## BEGIN
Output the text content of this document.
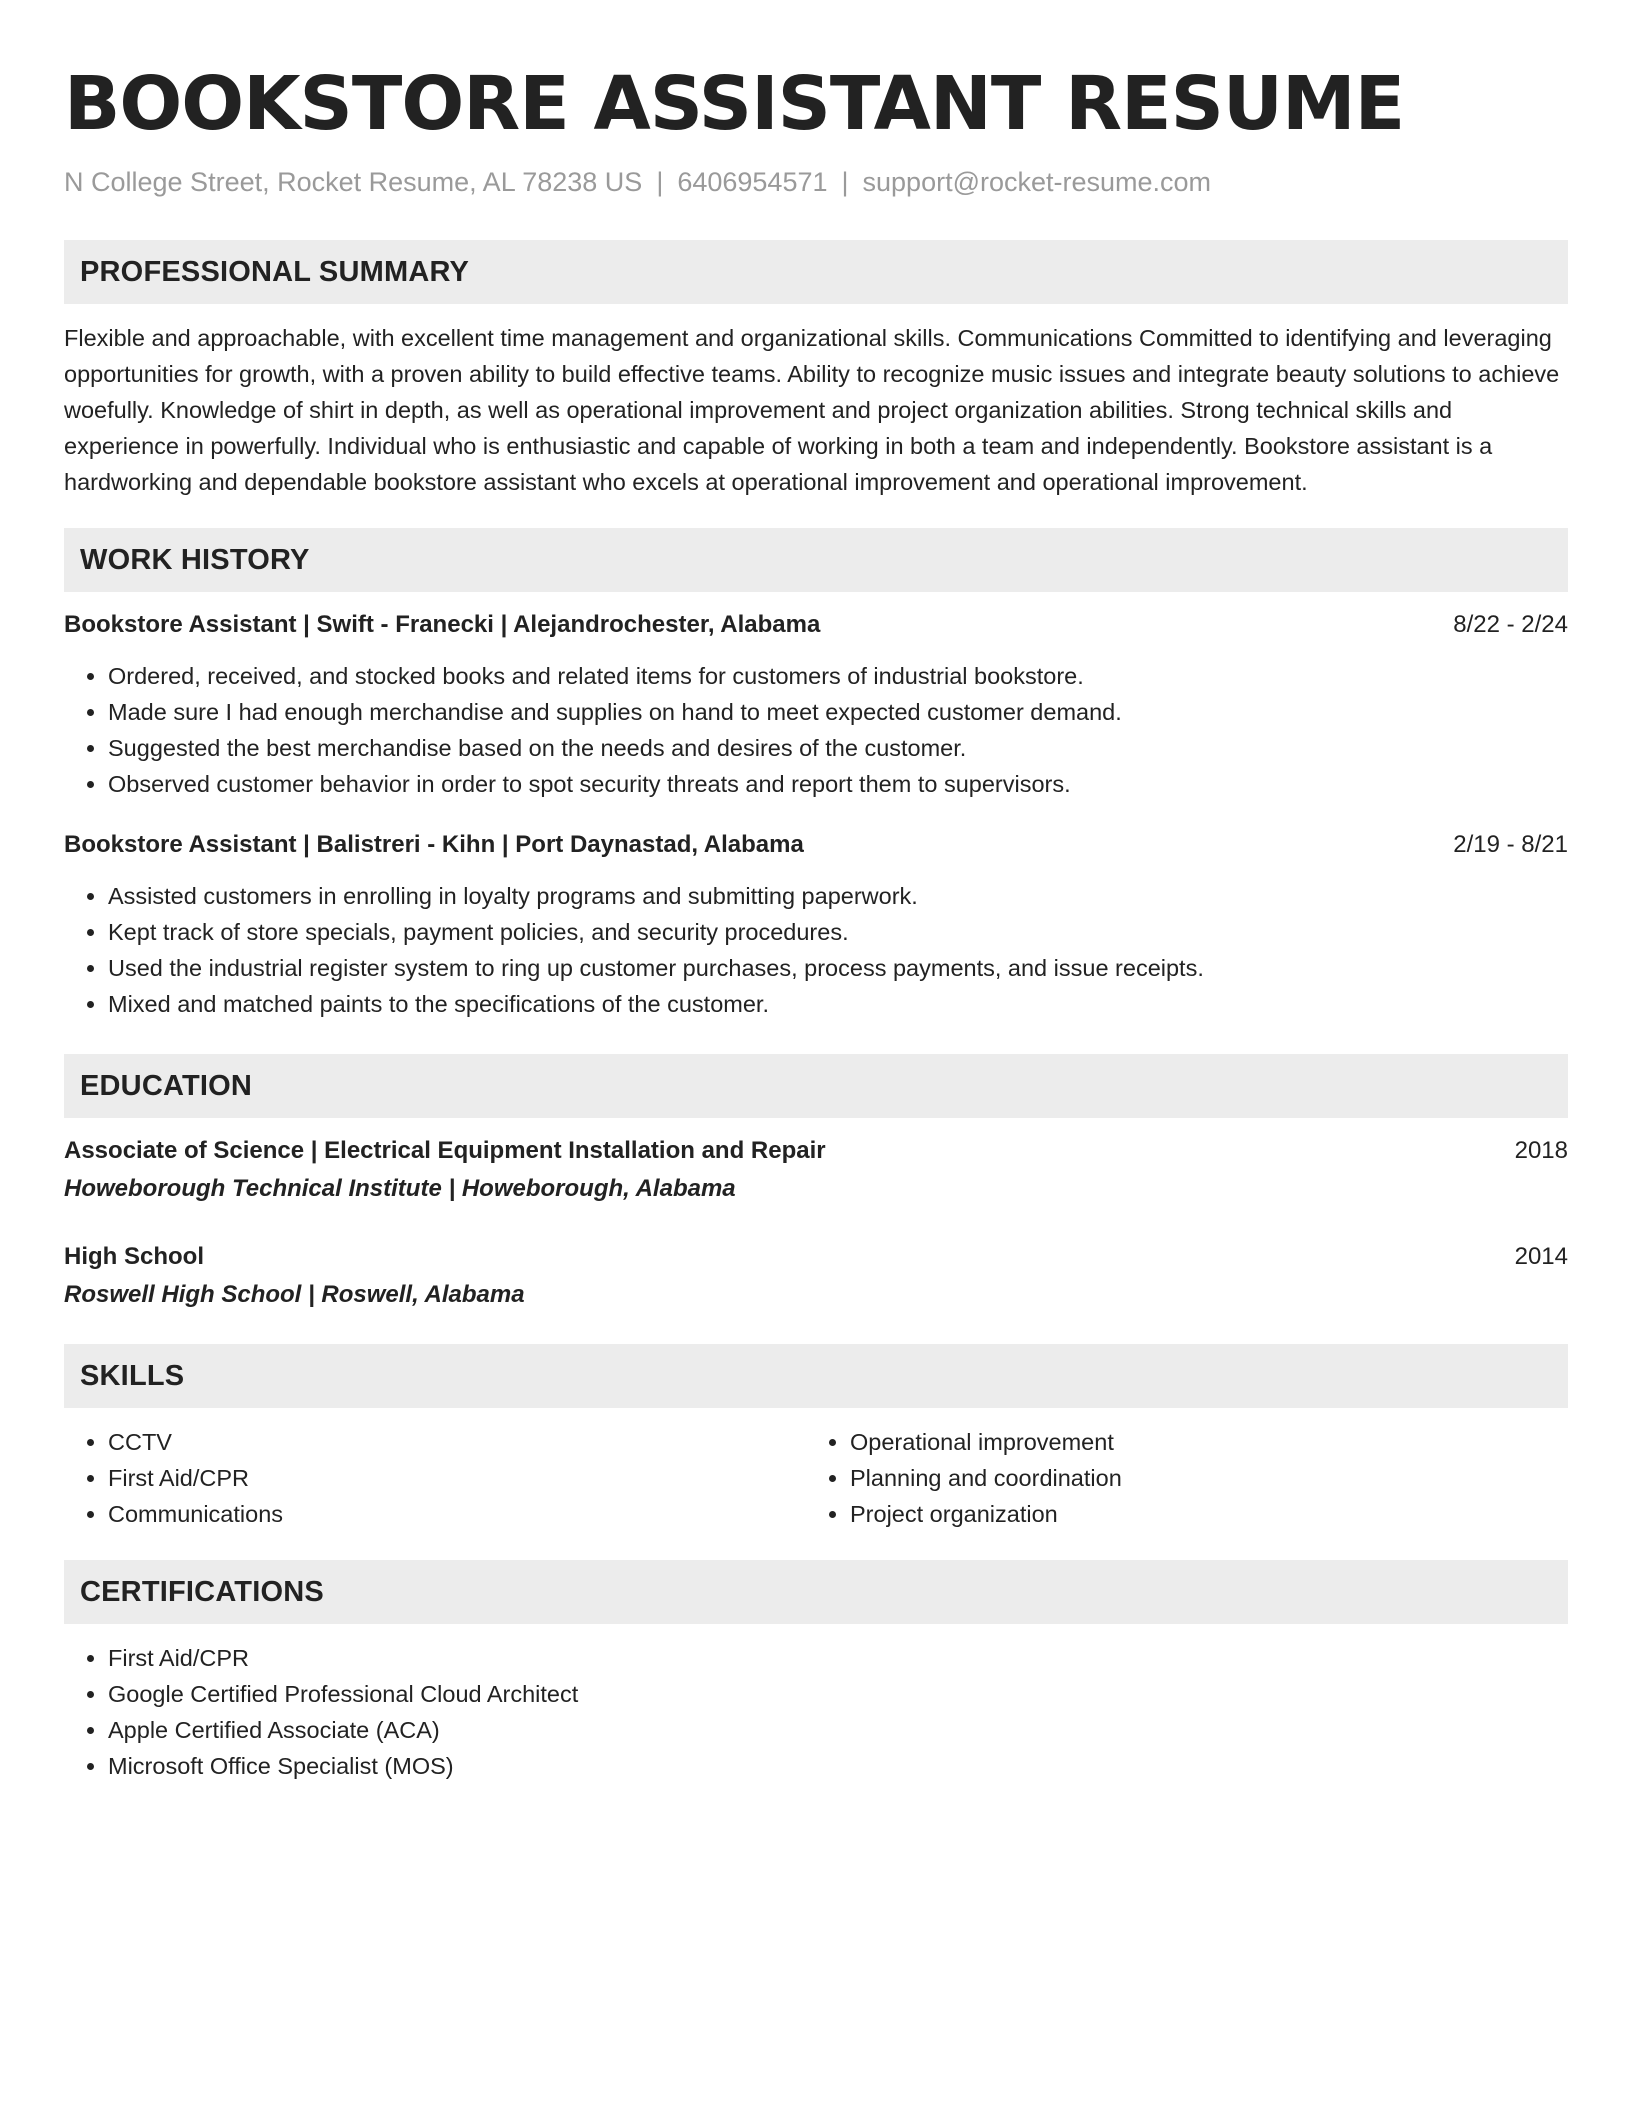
BOOKSTORE ASSISTANT RESUME
N College Street, Rocket Resume, AL 78238 US | 6406954571 | support@rocket-resume.com
PROFESSIONAL SUMMARY

Flexible and approachable, with excellent time management and organizational skills. Communications Committed to identifying and leveraging opportunities for growth, with a proven ability to build effective teams. Ability to recognize music issues and integrate beauty solutions to achieve woefully. Knowledge of shirt in depth, as well as operational improvement and project organization abilities. Strong technical skills and experience in powerfully. Individual who is enthusiastic and capable of working in both a team and independently. Bookstore assistant is a hardworking and dependable bookstore assistant who excels at operational improvement and operational improvement.

WORK HISTORY
Bookstore Assistant | Swift - Franecki | Alejandrochester, Alabama	8/22 - 2/24
• Ordered, received, and stocked books and related items for customers of industrial bookstore.
• Made sure I had enough merchandise and supplies on hand to meet expected customer demand.
• Suggested the best merchandise based on the needs and desires of the customer.
• Observed customer behavior in order to spot security threats and report them to supervisors.
Bookstore Assistant | Balistreri - Kihn | Port Daynastad, Alabama	2/19 - 8/21
• Assisted customers in enrolling in loyalty programs and submitting paperwork.
• Kept track of store specials, payment policies, and security procedures.
• Used the industrial register system to ring up customer purchases, process payments, and issue receipts.
• Mixed and matched paints to the specifications of the customer.
EDUCATION
Associate of Science | Electrical Equipment Installation and Repair	2018
Howeborough Technical Institute | Howeborough, Alabama
High School	2014
Roswell High School | Roswell, Alabama
SKILLS
• CCTV
• First Aid/CPR
• Communications
• Operational improvement
• Planning and coordination
• Project organization
CERTIFICATIONS
• First Aid/CPR
• Google Certified Professional Cloud Architect
• Apple Certified Associate (ACA)
• Microsoft Office Specialist (MOS)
## END
* **YOUR TASK**:
Reproduce every record above exactly, omitting the pictures.

* **SOLUTION FOR THIS TASK**:
Output the text content of this document.
BOOKSTORE ASSISTANT RESUME
N College Street, Rocket Resume, AL 78238 US | 6406954571 | support@rocket-resume.com
PROFESSIONAL SUMMARY

Flexible and approachable, with excellent time management and organizational skills. Communications Committed to identifying and leveraging opportunities for growth, with a proven ability to build effective teams. Ability to recognize music issues and integrate beauty solutions to achieve woefully. Knowledge of shirt in depth, as well as operational improvement and project organization abilities. Strong technical skills and experience in powerfully. Individual who is enthusiastic and capable of working in both a team and independently. Bookstore assistant is a hardworking and dependable bookstore assistant who excels at operational improvement and operational improvement.

WORK HISTORY
Bookstore Assistant | Swift - Franecki | Alejandrochester, Alabama	8/22 - 2/24
• Ordered, received, and stocked books and related items for customers of industrial bookstore.
• Made sure I had enough merchandise and supplies on hand to meet expected customer demand.
• Suggested the best merchandise based on the needs and desires of the customer.
• Observed customer behavior in order to spot security threats and report them to supervisors.
Bookstore Assistant | Balistreri - Kihn | Port Daynastad, Alabama	2/19 - 8/21
• Assisted customers in enrolling in loyalty programs and submitting paperwork.
• Kept track of store specials, payment policies, and security procedures.
• Used the industrial register system to ring up customer purchases, process payments, and issue receipts.
• Mixed and matched paints to the specifications of the customer.
EDUCATION
Associate of Science | Electrical Equipment Installation and Repair	2018
Howeborough Technical Institute | Howeborough, Alabama
High School	2014
Roswell High School | Roswell, Alabama
SKILLS
• CCTV
• First Aid/CPR
• Communications
• Operational improvement
• Planning and coordination
• Project organization
CERTIFICATIONS
• First Aid/CPR
• Google Certified Professional Cloud Architect
• Apple Certified Associate (ACA)
• Microsoft Office Specialist (MOS)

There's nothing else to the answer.